[Lines of data]
|---|

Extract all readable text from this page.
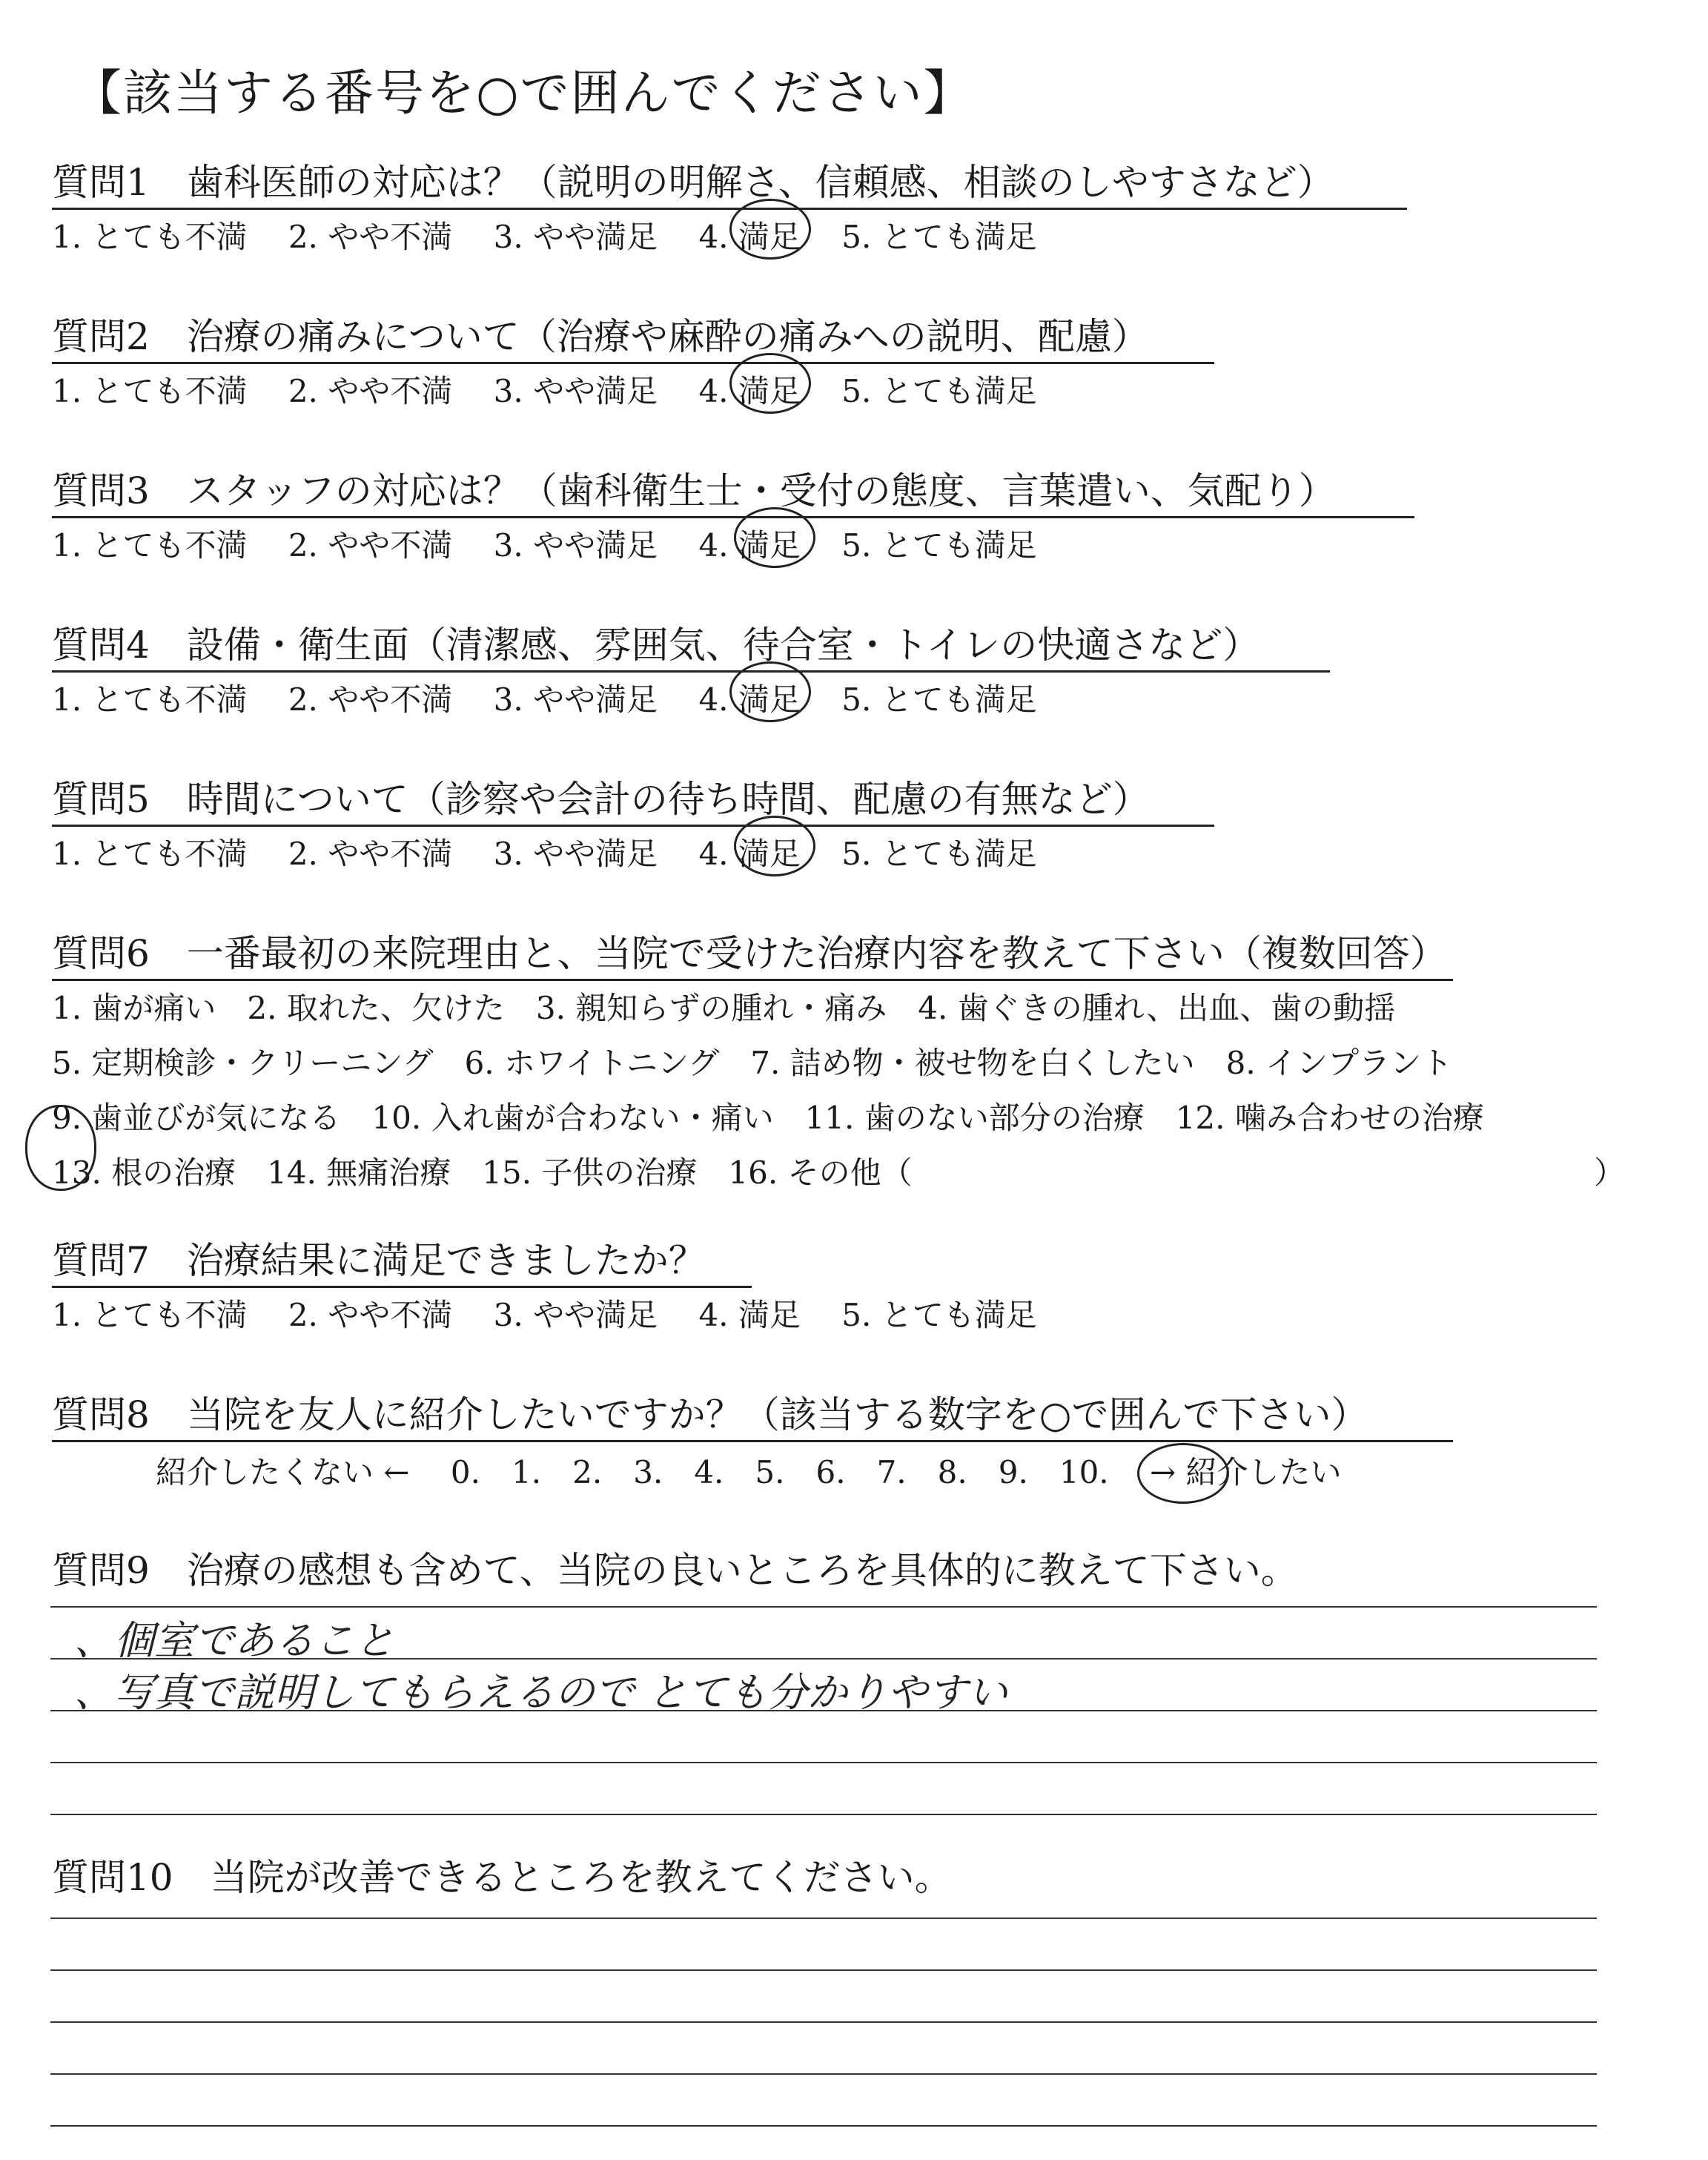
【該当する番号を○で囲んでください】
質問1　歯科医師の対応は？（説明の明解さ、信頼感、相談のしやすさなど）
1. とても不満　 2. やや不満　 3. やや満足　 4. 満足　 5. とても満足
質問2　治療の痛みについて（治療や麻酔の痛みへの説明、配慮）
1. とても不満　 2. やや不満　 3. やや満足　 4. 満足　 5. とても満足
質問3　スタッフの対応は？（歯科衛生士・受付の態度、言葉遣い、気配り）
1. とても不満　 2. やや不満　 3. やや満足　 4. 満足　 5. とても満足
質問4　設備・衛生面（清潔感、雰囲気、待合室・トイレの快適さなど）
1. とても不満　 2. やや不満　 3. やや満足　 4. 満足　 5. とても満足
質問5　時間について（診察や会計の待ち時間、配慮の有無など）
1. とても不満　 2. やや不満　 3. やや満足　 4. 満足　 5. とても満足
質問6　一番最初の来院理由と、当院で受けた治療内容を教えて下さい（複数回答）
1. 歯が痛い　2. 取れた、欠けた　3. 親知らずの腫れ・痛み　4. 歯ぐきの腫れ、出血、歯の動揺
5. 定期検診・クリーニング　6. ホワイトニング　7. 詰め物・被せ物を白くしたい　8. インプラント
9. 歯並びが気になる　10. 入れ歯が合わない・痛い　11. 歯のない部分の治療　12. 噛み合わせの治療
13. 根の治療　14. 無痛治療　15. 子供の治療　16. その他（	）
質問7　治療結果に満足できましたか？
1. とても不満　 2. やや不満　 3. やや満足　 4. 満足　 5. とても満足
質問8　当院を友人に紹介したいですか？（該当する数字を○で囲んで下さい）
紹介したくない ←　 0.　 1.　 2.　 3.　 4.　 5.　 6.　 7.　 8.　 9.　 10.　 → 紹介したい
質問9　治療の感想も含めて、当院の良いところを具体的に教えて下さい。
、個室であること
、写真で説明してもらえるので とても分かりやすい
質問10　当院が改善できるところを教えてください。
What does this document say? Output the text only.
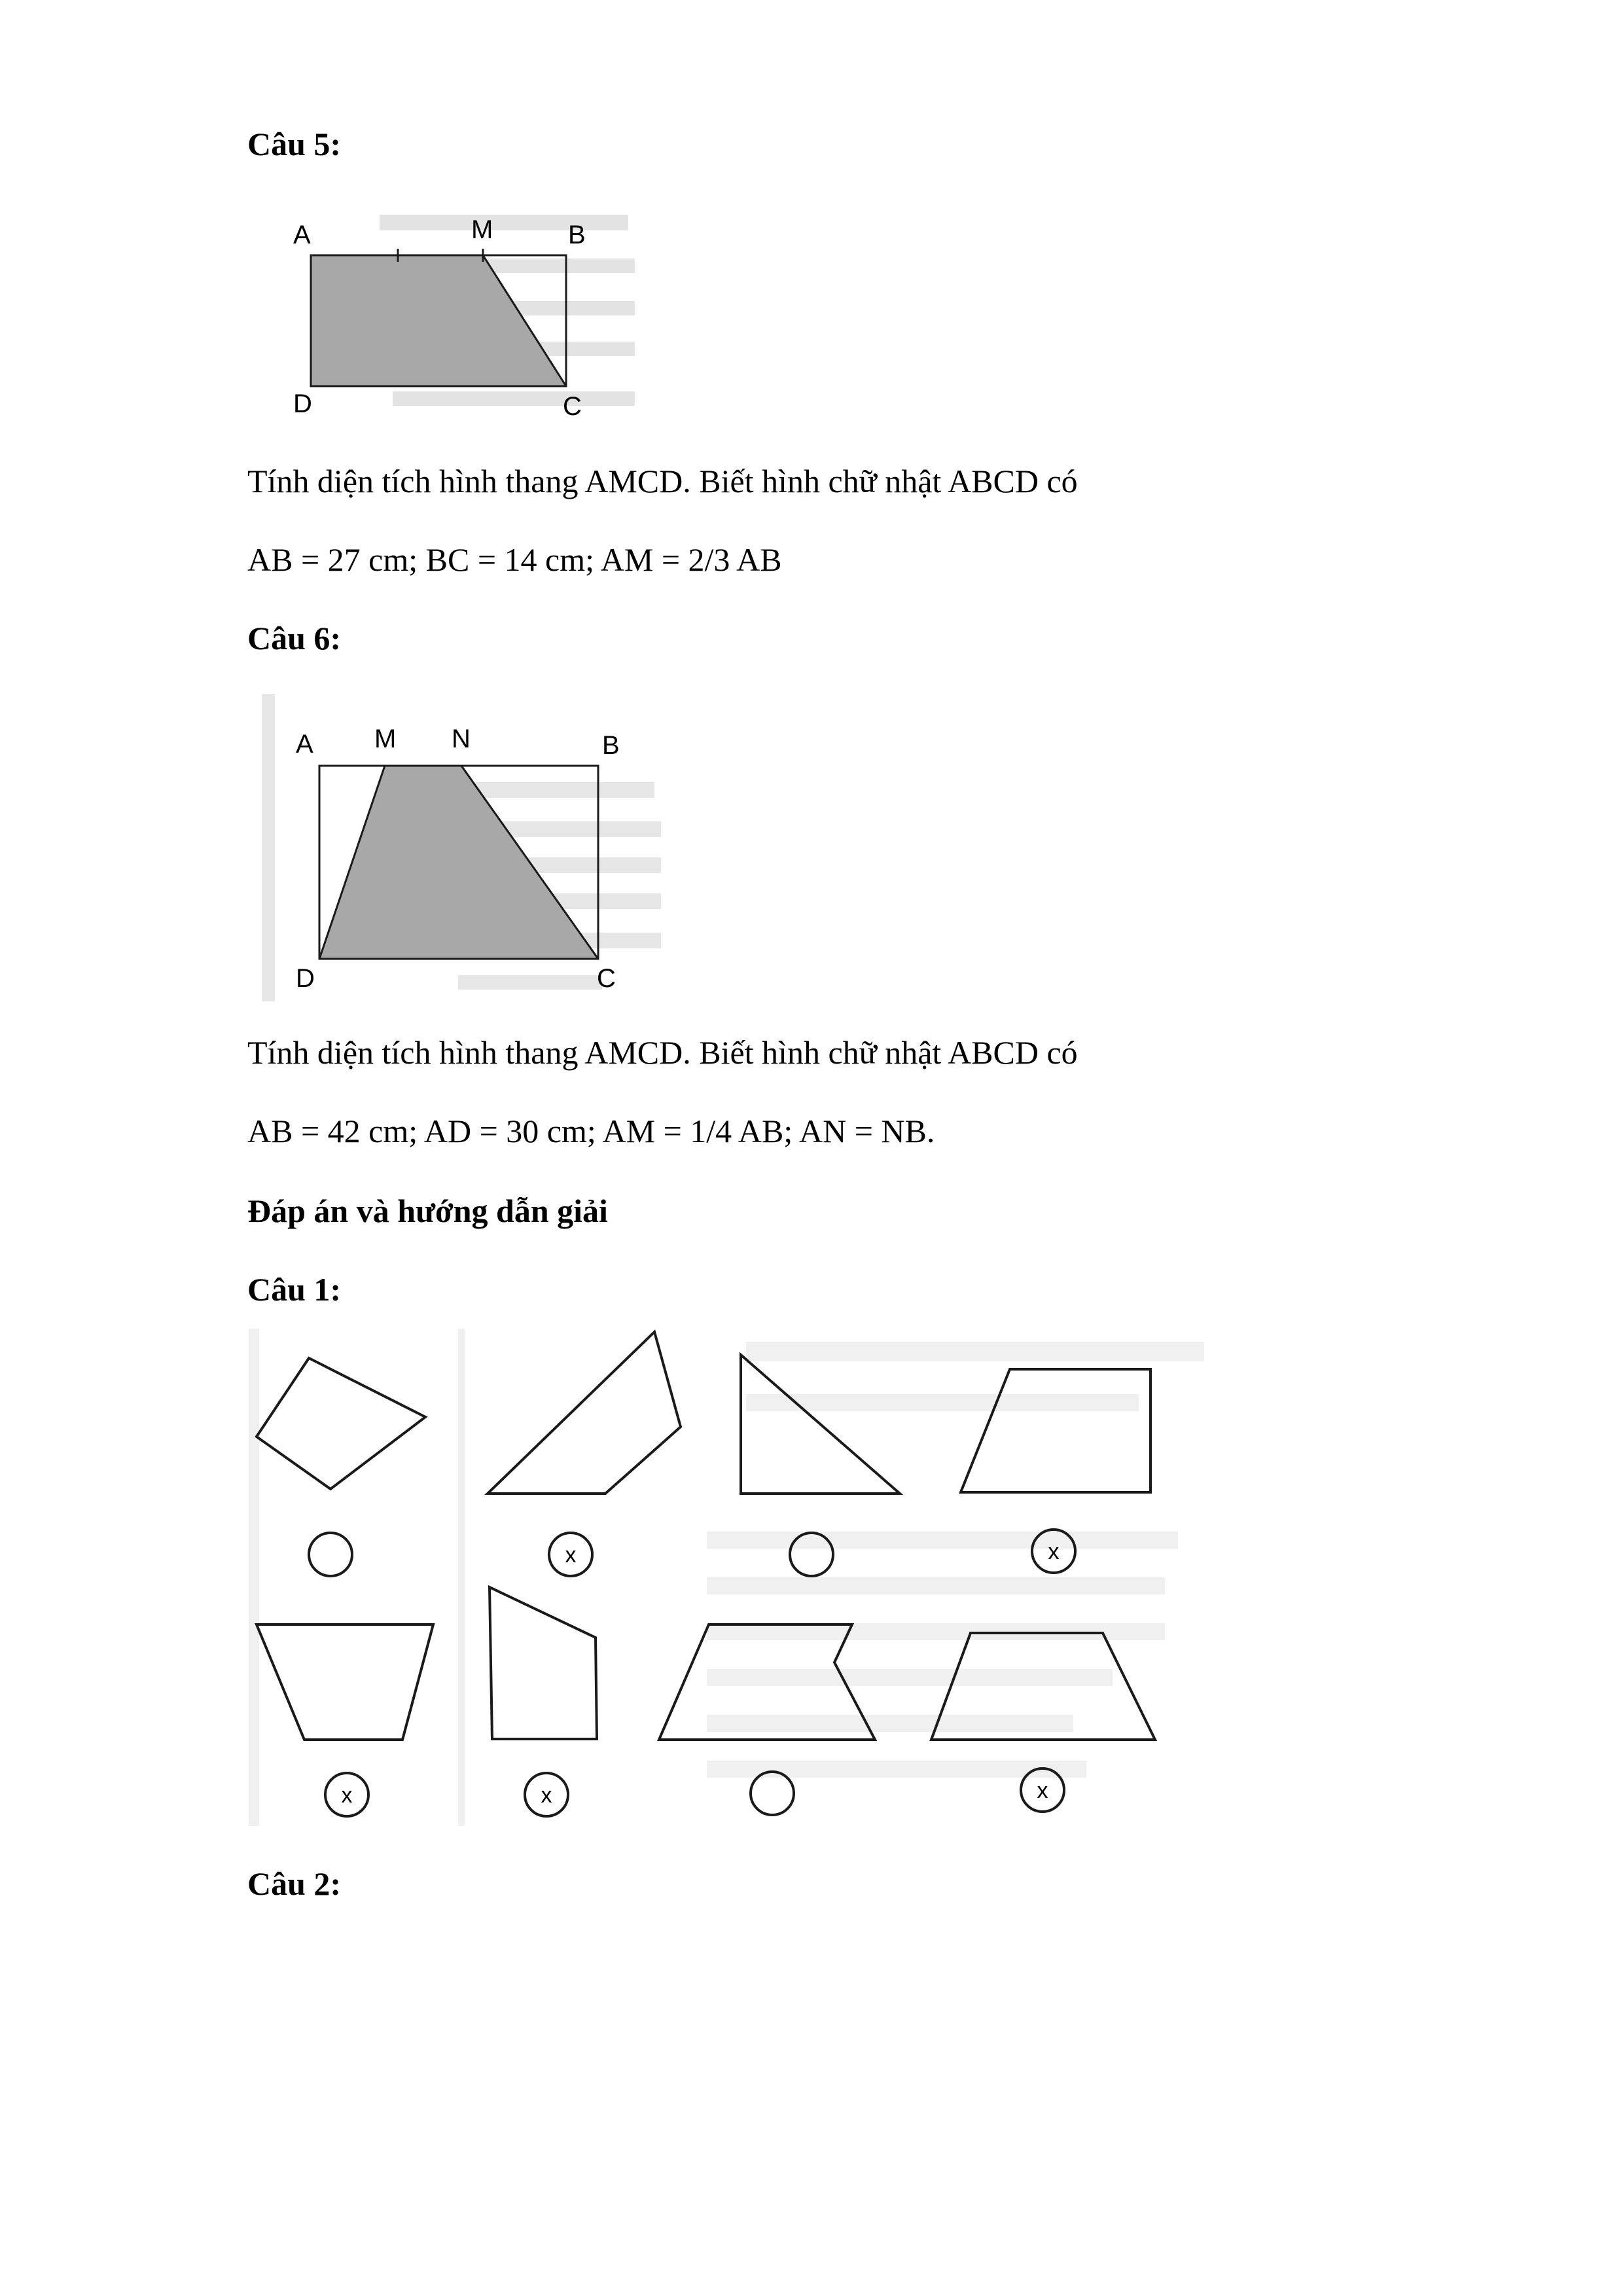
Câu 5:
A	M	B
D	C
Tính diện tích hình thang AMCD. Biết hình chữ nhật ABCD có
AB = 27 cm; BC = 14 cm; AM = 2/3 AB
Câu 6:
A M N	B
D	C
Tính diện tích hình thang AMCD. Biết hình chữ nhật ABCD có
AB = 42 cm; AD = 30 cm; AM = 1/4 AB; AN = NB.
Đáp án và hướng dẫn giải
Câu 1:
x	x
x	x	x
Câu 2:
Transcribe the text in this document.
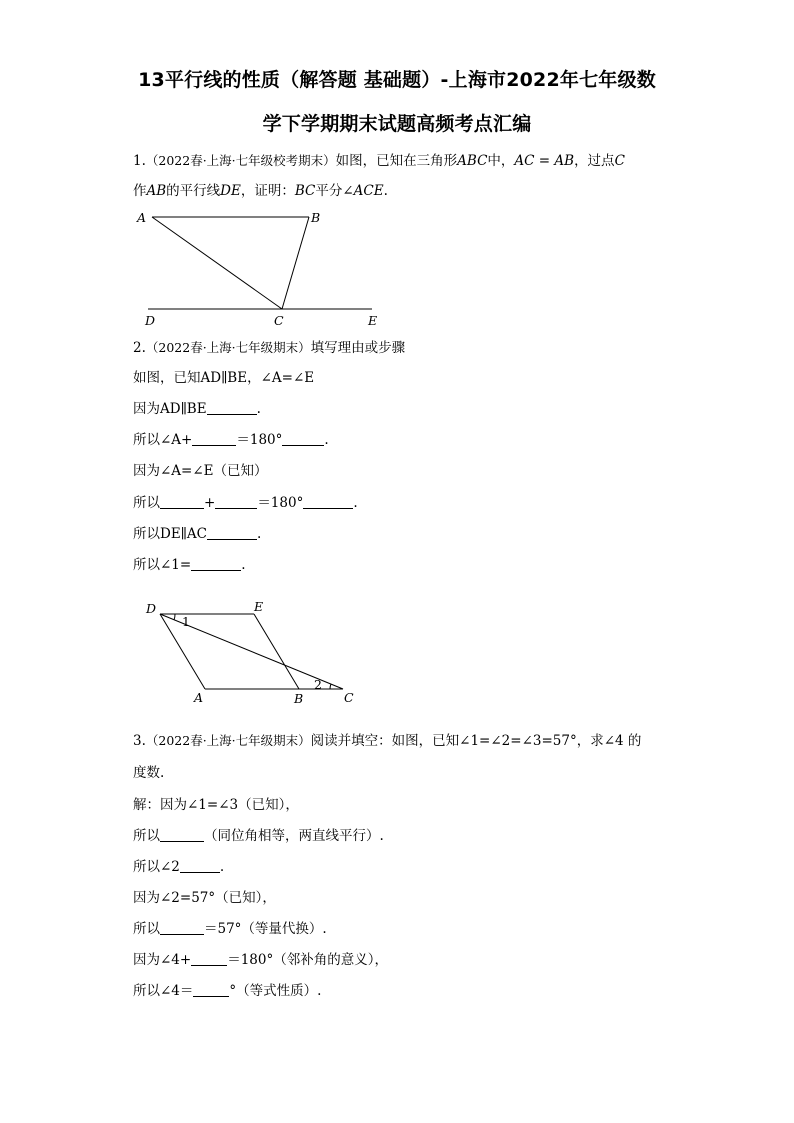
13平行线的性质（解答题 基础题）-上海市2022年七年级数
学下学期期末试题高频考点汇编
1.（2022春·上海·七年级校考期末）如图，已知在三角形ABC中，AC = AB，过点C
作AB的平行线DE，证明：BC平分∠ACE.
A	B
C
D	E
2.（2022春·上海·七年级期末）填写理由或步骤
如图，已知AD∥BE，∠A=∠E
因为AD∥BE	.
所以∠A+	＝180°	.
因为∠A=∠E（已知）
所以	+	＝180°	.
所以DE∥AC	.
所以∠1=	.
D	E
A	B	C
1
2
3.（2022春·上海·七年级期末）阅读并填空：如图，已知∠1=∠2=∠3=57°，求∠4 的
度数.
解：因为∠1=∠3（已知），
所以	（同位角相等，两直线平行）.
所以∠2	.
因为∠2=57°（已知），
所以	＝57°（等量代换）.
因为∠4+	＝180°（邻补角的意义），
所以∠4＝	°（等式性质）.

|---|

Do not include pictures. Copy only the lines running from the line with "Transcribe the text in this document." through the last line of the records, exactly as they appear.

> WRITTEN ANSWER:
Transcribe the text in this document.
13平行线的性质（解答题 基础题）-上海市2022年七年级数
学下学期期末试题高频考点汇编
1.（2022春·上海·七年级校考期末）如图，已知在三角形ABC中，AC = AB，过点C
作AB的平行线DE，证明：BC平分∠ACE.
A	B
C
D	E
2.（2022春·上海·七年级期末）填写理由或步骤
如图，已知AD∥BE，∠A=∠E
因为AD∥BE	.
所以∠A+	＝180°	.
因为∠A=∠E（已知）
所以	+	＝180°	.
所以DE∥AC	.
所以∠1=	.
D	E
A	B	C
1
2
3.（2022春·上海·七年级期末）阅读并填空：如图，已知∠1=∠2=∠3=57°，求∠4 的
度数.
解：因为∠1=∠3（已知），
所以	（同位角相等，两直线平行）.
所以∠2	.
因为∠2=57°（已知），
所以	＝57°（等量代换）.
因为∠4+	＝180°（邻补角的意义），
所以∠4＝	°（等式性质）.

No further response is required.